## Start Input data

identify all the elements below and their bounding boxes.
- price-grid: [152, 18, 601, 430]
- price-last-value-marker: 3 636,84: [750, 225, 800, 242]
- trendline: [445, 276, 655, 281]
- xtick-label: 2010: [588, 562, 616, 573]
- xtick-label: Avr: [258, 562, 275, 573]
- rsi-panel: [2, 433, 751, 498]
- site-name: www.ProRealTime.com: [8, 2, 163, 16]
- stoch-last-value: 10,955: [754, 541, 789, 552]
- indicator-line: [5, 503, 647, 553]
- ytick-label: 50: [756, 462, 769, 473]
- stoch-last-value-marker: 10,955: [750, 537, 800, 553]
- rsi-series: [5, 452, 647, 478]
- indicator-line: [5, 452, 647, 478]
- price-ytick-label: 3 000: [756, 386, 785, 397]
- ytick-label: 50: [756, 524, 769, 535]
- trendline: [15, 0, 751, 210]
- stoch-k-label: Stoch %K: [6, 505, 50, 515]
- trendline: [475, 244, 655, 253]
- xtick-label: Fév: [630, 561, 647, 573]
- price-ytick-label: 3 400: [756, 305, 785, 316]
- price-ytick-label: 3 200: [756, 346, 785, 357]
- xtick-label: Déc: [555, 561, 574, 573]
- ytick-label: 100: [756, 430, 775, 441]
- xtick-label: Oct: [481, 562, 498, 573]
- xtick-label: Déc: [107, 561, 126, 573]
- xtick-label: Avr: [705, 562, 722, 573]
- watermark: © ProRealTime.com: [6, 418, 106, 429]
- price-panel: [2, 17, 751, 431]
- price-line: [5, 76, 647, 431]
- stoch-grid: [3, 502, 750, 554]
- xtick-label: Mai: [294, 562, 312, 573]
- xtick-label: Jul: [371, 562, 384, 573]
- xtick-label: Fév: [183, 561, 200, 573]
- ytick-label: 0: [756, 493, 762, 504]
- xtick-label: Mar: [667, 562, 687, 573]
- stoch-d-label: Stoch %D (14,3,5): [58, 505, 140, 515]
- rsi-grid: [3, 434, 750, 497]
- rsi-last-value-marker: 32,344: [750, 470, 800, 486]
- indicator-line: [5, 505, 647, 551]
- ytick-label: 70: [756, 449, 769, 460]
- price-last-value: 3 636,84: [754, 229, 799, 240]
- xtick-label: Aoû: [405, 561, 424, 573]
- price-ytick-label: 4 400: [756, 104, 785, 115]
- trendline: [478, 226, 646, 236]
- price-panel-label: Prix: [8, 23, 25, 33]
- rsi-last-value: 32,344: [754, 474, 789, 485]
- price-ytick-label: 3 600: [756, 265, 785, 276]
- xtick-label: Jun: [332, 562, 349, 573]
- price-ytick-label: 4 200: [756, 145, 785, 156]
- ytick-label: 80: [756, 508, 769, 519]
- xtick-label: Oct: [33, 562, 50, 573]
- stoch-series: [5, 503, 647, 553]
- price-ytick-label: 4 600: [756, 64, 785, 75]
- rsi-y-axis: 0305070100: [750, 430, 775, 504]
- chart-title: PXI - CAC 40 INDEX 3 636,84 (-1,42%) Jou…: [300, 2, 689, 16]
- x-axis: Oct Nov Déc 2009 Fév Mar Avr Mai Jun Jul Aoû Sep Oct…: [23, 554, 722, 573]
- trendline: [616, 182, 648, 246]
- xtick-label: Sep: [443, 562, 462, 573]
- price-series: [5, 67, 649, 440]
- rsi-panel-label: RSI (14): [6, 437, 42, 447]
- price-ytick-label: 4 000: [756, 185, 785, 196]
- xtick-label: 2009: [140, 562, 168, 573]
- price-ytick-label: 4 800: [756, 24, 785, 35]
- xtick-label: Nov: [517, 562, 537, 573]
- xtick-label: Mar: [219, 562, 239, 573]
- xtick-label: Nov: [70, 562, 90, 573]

## End Input data

Aim.
Write out the listing above word for word, from its first line down to the line holding "- xtick-label: Avr: [258, 562, 275, 573]", with both ends included.

Task response.
identify all the elements below and their bounding boxes.
- price-grid: [152, 18, 601, 430]
- price-last-value-marker: 3 636,84: [750, 225, 800, 242]
- trendline: [445, 276, 655, 281]
- xtick-label: 2010: [588, 562, 616, 573]
- xtick-label: Avr: [258, 562, 275, 573]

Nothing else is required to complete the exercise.